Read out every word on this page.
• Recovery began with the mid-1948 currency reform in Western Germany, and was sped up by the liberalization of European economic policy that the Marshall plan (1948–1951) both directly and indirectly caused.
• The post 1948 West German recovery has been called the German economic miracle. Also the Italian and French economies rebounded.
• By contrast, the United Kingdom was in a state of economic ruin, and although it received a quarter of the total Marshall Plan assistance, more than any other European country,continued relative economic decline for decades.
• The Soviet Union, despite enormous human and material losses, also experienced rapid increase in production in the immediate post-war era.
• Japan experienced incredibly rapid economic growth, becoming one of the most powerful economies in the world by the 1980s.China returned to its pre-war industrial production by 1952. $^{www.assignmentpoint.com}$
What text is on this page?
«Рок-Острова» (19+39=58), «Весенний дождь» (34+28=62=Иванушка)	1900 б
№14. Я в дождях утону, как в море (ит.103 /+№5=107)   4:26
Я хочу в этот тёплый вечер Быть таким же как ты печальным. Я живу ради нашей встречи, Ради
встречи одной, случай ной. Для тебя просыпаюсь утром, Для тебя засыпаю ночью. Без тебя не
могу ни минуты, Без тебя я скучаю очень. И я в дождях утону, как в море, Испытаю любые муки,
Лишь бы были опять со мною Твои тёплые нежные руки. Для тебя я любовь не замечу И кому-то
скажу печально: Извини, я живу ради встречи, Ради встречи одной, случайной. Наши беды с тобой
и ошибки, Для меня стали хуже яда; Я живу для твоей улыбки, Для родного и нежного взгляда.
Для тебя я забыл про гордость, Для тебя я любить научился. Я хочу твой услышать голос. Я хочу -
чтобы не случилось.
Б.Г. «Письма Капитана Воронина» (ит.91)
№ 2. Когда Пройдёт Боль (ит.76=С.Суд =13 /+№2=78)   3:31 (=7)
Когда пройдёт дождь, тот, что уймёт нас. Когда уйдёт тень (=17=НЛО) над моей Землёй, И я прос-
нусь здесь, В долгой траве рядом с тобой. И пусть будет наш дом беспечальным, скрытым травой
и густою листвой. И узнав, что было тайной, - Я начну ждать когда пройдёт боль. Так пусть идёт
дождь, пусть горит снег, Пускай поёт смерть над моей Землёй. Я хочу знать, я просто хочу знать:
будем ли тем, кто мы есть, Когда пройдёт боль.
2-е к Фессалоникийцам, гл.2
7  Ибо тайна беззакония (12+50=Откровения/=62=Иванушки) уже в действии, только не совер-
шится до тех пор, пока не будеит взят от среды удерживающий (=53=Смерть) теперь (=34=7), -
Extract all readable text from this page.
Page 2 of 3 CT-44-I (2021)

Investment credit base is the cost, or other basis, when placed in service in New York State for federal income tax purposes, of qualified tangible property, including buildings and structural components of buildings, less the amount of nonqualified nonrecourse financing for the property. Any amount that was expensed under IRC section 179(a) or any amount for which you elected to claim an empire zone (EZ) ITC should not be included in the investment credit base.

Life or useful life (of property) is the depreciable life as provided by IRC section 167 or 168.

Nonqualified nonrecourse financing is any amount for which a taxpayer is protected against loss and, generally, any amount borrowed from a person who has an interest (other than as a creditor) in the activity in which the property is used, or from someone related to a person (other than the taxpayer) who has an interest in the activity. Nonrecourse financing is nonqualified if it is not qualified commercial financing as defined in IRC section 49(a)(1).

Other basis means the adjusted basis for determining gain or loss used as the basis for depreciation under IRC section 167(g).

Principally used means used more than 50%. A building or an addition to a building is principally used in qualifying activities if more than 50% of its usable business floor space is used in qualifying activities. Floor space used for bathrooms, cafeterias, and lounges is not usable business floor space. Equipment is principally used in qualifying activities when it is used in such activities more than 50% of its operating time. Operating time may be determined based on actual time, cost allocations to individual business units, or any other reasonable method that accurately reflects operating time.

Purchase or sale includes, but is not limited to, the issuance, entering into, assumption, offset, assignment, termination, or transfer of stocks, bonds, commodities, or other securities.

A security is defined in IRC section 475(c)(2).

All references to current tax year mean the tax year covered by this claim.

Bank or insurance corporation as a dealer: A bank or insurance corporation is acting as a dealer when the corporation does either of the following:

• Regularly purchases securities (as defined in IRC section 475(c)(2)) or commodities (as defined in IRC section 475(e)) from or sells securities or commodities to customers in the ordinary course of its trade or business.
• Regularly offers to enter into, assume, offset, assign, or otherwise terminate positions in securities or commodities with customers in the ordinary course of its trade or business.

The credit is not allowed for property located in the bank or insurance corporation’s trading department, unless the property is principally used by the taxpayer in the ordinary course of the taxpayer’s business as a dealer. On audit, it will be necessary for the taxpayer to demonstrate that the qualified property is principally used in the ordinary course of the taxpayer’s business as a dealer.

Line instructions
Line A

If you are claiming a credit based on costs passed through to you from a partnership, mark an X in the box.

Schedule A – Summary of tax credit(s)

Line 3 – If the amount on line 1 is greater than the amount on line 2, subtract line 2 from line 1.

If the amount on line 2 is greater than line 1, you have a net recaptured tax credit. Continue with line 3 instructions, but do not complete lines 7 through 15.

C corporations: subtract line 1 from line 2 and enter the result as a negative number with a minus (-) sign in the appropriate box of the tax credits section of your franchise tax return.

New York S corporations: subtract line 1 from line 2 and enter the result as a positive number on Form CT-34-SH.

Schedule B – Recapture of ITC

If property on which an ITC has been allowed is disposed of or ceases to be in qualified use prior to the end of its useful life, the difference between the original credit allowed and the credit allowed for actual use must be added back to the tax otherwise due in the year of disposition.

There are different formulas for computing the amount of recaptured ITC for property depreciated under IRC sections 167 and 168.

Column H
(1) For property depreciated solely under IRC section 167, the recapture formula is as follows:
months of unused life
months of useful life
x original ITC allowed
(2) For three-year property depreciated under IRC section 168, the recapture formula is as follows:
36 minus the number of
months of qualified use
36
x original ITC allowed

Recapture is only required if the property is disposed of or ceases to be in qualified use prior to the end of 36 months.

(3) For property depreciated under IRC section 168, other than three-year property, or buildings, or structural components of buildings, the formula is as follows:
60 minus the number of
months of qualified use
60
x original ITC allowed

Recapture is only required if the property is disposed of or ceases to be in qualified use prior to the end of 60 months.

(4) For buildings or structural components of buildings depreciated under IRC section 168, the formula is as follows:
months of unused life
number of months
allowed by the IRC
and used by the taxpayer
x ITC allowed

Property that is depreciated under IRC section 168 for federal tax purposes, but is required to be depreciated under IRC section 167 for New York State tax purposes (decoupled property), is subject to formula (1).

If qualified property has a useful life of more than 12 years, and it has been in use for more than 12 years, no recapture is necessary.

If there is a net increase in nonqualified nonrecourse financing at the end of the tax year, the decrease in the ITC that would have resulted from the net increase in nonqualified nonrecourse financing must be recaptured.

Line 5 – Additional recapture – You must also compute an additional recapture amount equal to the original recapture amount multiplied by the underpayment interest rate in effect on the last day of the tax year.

• **Given instruction**
Tally up the lines of the listing containing the word "basis". Give only the total.

• **The solution**
2